PROBLEM TO WORK ON:
Go through the listing below and list every line with "дизайна".
##### INFORMATION SHOWN #####
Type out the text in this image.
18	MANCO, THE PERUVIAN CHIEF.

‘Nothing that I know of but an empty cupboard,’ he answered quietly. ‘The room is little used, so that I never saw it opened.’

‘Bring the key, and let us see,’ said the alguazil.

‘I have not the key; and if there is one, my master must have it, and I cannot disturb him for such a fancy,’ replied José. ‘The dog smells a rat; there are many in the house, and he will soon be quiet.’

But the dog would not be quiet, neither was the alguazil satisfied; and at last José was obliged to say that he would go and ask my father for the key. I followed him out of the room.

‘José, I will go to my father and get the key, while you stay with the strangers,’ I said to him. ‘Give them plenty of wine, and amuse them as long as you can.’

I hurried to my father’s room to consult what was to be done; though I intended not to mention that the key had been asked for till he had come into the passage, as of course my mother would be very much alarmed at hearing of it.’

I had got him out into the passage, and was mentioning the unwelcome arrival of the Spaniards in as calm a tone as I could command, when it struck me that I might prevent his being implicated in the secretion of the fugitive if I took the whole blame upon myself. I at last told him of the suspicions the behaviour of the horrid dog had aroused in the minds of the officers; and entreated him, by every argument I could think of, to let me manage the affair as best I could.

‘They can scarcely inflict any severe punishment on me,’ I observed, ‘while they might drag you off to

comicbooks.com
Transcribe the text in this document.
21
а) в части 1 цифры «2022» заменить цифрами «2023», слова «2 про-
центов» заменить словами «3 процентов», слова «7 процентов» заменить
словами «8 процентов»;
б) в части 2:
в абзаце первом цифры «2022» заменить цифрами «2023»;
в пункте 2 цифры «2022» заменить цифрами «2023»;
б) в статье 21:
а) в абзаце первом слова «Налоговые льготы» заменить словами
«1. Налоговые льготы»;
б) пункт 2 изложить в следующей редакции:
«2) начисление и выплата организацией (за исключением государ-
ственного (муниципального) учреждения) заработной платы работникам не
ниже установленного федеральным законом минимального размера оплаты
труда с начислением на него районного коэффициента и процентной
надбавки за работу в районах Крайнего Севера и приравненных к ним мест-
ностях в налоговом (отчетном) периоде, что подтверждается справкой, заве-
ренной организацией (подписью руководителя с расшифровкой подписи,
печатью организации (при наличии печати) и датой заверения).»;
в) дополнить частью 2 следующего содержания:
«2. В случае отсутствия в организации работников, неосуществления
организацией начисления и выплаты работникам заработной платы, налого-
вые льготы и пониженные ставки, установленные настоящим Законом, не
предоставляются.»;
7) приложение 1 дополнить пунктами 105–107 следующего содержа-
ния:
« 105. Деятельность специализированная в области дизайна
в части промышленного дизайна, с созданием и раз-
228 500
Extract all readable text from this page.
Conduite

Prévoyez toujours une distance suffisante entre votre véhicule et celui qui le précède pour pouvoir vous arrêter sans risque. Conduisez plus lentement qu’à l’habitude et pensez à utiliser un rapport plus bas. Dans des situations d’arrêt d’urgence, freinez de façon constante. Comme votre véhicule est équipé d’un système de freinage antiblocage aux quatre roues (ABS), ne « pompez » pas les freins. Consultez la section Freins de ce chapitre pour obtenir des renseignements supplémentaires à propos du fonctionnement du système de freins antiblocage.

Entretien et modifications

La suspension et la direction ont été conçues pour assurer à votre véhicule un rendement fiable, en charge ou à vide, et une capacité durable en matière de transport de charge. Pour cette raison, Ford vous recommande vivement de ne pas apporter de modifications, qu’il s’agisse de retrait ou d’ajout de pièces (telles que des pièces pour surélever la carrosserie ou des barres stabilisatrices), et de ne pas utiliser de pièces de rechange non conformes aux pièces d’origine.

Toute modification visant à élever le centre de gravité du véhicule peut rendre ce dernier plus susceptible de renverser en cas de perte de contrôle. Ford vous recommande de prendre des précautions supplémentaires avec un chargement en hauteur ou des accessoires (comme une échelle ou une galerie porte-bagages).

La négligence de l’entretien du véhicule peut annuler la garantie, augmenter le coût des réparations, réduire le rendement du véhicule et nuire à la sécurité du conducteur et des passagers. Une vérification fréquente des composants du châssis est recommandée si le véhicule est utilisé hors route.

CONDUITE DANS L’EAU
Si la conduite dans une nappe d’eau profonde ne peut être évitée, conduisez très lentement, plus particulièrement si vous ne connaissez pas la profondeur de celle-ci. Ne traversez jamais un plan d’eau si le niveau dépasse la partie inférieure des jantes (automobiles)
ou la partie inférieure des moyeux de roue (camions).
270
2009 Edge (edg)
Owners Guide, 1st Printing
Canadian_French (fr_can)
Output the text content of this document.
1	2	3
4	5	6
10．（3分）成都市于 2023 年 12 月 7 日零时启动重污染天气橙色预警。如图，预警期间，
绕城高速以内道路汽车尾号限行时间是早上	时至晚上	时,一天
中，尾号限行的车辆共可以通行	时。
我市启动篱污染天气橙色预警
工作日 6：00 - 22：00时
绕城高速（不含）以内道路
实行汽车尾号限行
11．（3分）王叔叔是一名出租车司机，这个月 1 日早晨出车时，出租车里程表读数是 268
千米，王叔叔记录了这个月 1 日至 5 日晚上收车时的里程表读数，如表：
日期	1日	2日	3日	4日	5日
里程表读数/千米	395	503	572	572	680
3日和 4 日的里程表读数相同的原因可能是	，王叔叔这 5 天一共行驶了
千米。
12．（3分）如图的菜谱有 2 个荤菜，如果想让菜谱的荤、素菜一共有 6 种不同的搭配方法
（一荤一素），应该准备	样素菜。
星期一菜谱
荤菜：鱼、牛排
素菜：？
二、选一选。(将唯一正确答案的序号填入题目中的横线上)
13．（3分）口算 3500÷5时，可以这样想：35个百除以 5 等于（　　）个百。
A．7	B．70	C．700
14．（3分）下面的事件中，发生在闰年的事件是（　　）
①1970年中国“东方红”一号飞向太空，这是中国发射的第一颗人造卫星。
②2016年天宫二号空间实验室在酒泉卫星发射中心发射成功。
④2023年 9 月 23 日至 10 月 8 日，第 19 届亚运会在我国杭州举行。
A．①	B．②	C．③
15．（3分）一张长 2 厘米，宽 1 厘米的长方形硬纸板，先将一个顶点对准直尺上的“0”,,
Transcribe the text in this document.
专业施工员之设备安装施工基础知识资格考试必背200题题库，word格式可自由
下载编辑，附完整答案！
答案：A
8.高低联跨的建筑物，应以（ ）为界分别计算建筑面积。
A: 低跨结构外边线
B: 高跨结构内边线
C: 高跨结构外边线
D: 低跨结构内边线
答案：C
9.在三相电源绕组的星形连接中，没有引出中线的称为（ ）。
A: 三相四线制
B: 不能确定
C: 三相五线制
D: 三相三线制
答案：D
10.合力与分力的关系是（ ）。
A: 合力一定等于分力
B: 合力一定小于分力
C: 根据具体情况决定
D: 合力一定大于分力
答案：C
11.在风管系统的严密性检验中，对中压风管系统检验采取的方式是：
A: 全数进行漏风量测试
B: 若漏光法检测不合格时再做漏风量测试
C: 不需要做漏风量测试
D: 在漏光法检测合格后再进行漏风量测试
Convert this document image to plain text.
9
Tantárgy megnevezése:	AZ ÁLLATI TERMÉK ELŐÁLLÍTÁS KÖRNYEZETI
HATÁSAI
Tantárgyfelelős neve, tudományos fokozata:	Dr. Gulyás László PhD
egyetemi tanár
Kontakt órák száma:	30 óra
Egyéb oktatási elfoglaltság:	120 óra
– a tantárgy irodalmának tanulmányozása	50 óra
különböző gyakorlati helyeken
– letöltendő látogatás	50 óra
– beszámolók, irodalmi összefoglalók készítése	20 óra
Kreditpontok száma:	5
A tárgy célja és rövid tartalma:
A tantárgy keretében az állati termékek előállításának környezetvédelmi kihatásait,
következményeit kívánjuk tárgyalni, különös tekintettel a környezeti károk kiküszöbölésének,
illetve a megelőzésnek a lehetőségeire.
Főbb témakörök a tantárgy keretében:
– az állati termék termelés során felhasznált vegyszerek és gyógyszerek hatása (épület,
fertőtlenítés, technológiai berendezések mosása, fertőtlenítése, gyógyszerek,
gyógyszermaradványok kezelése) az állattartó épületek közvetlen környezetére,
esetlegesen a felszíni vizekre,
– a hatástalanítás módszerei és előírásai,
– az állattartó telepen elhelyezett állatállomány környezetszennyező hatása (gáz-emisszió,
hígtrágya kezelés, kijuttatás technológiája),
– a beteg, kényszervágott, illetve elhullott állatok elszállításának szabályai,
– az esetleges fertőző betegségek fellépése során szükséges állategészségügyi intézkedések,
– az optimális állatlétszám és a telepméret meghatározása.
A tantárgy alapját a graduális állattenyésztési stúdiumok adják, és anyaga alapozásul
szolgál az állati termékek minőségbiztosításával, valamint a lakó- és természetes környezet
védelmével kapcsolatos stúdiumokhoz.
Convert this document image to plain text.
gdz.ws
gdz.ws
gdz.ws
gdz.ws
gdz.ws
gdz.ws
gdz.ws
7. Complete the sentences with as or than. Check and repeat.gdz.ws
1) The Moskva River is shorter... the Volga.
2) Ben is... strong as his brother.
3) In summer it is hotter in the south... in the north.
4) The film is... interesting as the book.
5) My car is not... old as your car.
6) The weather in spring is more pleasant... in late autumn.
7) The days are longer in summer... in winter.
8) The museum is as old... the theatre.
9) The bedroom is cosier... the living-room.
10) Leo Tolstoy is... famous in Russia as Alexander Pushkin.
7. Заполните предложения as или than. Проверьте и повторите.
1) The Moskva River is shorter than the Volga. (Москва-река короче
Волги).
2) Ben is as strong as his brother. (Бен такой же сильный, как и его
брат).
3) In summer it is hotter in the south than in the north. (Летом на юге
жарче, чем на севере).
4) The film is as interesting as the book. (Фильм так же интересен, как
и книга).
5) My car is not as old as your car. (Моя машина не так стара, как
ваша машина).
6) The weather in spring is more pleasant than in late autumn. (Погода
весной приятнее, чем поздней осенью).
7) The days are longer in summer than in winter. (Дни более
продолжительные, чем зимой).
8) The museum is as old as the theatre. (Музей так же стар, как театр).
#####
WRITTEN ANSWER:
« 105. Деятельность специализированная в области дизайна
в части промышленного дизайна, с созданием и раз-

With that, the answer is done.